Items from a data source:
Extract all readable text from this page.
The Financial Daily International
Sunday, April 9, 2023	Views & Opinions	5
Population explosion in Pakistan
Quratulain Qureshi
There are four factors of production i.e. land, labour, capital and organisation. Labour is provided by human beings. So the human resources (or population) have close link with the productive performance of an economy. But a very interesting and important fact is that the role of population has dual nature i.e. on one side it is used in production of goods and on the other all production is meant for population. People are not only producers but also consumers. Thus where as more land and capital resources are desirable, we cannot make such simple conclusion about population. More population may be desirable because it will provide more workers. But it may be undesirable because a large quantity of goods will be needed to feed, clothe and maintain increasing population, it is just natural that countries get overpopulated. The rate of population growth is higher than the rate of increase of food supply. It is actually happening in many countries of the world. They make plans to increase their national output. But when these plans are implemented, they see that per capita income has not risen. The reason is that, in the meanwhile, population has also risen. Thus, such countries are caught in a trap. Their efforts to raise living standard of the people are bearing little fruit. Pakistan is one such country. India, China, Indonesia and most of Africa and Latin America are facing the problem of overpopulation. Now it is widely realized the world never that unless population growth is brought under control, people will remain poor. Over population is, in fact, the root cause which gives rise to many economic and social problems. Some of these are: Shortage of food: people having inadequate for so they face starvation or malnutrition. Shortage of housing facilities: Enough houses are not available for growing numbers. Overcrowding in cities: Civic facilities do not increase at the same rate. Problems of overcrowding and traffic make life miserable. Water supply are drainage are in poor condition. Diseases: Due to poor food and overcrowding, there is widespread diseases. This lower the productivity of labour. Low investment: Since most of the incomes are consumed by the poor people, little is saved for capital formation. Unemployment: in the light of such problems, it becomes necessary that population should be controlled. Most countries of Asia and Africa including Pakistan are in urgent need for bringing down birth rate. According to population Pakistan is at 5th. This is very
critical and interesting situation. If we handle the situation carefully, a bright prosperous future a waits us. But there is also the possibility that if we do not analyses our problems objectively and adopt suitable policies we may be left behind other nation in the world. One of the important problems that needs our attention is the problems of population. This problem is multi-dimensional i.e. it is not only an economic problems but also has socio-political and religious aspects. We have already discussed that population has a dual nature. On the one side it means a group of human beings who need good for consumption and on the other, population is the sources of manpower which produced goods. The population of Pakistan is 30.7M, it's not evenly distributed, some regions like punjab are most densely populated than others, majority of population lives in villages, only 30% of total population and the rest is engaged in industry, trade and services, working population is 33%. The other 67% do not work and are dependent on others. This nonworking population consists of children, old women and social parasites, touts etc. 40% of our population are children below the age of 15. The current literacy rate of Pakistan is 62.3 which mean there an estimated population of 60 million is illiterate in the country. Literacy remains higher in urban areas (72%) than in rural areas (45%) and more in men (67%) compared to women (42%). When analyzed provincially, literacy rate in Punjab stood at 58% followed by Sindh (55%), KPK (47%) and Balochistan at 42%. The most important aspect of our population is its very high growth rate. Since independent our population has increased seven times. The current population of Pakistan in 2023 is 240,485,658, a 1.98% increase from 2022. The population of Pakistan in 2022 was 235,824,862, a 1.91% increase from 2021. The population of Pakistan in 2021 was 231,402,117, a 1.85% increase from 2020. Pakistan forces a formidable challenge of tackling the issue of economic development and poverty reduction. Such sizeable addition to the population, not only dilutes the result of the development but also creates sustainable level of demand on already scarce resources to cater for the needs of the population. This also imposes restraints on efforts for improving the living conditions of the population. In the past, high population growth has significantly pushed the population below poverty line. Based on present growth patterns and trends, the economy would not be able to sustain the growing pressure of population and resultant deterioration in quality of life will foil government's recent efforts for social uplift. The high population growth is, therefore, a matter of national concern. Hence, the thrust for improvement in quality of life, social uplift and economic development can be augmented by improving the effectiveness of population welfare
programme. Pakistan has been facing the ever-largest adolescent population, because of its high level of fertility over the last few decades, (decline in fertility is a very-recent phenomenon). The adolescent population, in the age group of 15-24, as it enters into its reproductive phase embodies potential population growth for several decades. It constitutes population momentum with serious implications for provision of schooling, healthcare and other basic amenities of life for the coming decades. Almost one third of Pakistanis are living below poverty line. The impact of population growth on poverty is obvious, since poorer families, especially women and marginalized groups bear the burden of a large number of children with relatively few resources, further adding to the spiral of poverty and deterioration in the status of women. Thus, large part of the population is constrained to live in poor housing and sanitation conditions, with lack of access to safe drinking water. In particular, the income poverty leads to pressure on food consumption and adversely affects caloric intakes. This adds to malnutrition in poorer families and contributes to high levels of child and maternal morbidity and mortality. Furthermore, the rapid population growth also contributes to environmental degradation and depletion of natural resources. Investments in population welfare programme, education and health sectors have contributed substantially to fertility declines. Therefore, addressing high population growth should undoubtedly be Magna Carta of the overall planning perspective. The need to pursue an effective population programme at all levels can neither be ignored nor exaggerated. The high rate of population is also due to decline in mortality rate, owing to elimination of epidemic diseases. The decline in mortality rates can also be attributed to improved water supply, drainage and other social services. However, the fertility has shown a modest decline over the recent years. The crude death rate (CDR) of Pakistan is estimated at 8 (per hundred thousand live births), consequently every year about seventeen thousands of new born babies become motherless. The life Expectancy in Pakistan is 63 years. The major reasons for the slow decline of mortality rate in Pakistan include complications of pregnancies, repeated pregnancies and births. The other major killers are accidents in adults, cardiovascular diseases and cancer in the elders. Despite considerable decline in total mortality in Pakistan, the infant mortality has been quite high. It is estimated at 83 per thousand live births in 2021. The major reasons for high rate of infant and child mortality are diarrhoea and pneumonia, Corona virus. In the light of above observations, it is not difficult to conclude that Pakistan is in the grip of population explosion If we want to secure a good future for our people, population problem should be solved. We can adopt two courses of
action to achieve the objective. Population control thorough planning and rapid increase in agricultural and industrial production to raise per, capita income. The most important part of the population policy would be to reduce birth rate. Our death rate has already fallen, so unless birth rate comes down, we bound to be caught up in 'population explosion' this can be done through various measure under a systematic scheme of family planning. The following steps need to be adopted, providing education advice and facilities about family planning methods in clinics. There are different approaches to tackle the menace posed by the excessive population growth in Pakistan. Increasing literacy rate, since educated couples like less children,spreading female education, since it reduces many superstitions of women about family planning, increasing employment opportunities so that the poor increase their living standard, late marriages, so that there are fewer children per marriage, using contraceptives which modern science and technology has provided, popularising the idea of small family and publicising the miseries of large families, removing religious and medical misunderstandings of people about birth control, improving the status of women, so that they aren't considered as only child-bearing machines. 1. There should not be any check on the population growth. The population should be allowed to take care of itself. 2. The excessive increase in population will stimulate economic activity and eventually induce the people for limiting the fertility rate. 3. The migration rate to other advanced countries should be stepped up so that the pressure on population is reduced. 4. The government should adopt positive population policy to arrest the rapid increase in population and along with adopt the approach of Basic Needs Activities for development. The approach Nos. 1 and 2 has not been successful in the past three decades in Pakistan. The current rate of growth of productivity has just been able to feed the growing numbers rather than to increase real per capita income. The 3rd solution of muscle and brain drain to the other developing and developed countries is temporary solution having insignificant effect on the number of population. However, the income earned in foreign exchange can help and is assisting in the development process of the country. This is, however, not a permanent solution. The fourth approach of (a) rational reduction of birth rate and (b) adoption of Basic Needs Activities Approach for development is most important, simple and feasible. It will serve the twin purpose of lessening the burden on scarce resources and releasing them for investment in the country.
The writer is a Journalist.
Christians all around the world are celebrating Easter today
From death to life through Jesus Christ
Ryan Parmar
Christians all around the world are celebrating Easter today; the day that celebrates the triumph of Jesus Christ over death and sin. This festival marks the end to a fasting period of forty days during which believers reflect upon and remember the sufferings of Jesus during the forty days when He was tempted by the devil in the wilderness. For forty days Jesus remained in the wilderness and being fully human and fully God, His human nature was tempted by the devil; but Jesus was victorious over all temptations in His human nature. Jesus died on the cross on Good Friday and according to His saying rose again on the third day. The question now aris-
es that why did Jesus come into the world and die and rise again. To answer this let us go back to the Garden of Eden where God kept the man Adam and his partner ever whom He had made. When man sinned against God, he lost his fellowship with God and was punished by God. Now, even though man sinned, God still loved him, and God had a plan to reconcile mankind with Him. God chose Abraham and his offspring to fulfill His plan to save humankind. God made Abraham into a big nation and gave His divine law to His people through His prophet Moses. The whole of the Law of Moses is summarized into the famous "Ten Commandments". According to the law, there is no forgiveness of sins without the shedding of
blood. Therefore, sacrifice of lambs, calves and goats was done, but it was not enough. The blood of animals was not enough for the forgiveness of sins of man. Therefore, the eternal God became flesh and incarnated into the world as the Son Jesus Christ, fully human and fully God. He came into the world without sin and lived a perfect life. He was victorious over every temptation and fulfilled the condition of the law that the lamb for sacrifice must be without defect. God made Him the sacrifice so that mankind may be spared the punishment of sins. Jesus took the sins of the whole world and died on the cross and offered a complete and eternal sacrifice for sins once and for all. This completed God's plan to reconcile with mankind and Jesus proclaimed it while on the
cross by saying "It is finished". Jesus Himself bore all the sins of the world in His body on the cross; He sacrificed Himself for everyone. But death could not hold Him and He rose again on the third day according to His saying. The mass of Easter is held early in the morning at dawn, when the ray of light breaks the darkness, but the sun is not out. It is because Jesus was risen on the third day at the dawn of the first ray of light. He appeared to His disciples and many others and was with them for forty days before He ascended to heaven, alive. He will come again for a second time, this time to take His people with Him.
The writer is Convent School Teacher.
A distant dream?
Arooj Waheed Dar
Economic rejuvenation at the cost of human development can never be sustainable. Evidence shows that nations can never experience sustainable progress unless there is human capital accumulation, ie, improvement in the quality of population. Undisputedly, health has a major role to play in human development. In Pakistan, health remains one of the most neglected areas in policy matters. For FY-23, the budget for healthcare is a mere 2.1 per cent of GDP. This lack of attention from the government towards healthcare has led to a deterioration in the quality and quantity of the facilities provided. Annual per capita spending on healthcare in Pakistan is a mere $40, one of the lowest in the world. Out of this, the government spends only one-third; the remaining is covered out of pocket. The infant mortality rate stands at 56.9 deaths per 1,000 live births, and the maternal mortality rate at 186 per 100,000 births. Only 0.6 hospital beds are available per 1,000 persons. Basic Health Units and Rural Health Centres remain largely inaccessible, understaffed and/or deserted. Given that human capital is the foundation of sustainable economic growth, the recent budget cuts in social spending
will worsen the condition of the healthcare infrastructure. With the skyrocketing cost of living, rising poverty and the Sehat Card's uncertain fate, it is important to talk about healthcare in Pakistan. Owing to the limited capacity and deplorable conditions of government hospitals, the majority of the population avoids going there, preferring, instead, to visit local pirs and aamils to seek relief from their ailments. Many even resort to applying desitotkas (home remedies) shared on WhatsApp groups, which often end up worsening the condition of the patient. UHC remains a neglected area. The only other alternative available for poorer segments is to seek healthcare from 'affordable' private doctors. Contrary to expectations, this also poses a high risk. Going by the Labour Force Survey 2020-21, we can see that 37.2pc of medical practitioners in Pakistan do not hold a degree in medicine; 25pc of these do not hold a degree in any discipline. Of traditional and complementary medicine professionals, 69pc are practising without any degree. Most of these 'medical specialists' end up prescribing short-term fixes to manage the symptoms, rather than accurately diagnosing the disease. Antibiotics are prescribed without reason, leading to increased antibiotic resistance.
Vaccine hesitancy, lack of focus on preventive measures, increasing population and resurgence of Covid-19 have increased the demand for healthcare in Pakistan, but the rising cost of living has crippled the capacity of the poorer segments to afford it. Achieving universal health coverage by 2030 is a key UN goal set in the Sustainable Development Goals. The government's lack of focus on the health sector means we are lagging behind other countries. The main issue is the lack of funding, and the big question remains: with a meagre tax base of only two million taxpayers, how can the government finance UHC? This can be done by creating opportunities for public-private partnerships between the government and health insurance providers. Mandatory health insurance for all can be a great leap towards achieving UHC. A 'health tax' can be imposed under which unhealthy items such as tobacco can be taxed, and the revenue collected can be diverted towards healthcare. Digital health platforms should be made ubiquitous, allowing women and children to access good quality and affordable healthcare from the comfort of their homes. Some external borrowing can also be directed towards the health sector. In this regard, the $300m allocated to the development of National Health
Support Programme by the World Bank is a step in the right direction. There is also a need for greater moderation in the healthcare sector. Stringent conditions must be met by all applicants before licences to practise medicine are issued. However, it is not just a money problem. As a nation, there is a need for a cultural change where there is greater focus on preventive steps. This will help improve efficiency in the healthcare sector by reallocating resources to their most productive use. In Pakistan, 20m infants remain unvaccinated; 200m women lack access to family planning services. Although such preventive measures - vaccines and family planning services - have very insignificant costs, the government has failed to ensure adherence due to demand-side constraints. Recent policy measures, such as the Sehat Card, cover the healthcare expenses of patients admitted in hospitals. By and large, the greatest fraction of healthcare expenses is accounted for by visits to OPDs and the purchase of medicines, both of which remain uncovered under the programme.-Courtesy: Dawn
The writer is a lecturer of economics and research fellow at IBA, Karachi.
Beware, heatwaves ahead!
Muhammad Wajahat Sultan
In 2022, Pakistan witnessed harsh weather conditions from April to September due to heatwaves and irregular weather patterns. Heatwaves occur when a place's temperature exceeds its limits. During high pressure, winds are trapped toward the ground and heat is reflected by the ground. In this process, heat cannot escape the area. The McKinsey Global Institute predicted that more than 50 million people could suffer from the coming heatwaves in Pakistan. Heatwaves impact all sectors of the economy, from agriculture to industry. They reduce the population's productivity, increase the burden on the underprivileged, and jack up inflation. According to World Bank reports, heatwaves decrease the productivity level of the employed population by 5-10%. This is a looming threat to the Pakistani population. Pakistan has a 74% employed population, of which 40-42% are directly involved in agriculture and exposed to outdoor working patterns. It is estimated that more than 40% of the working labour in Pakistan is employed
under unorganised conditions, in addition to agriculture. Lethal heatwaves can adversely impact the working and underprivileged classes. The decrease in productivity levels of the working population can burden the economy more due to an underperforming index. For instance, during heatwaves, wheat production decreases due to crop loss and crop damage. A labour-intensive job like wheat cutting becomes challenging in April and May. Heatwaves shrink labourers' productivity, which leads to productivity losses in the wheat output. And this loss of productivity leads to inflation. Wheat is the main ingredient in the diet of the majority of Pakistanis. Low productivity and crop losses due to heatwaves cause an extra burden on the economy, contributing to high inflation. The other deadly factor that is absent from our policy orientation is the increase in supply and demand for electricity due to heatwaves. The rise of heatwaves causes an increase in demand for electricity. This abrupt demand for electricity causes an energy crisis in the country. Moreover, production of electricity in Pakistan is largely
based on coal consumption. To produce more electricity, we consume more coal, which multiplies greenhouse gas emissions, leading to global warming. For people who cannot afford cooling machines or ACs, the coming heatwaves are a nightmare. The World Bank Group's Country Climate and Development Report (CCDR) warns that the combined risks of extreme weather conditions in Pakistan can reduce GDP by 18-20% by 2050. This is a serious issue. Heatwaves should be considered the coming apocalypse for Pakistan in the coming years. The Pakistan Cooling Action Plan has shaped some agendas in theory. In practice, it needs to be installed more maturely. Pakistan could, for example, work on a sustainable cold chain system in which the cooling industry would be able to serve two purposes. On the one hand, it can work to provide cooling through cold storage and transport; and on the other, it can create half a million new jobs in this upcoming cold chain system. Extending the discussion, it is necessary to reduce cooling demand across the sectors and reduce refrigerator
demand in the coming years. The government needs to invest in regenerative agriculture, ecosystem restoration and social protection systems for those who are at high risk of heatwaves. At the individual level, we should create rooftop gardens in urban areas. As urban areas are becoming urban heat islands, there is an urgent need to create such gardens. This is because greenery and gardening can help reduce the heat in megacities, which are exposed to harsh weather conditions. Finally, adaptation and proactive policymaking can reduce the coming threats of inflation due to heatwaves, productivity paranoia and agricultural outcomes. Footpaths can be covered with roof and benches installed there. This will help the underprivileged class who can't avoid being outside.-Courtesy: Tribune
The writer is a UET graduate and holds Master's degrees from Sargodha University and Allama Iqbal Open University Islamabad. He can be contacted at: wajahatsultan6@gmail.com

## [PROBLEM REQUIREMENTS]
Which lines of the data include the word "writer"? Copy each one.

## [EXERCISE RESPONSE]
The writer is a Journalist.
The writer is Convent School Teacher.
The writer is a lecturer of economics and research fellow at IBA, Karachi.
The writer is a UET graduate and holds Master's degrees from Sargodha University and Allama Iqbal Open University Islamabad. He can be contacted at: wajahatsultan6@gmail.com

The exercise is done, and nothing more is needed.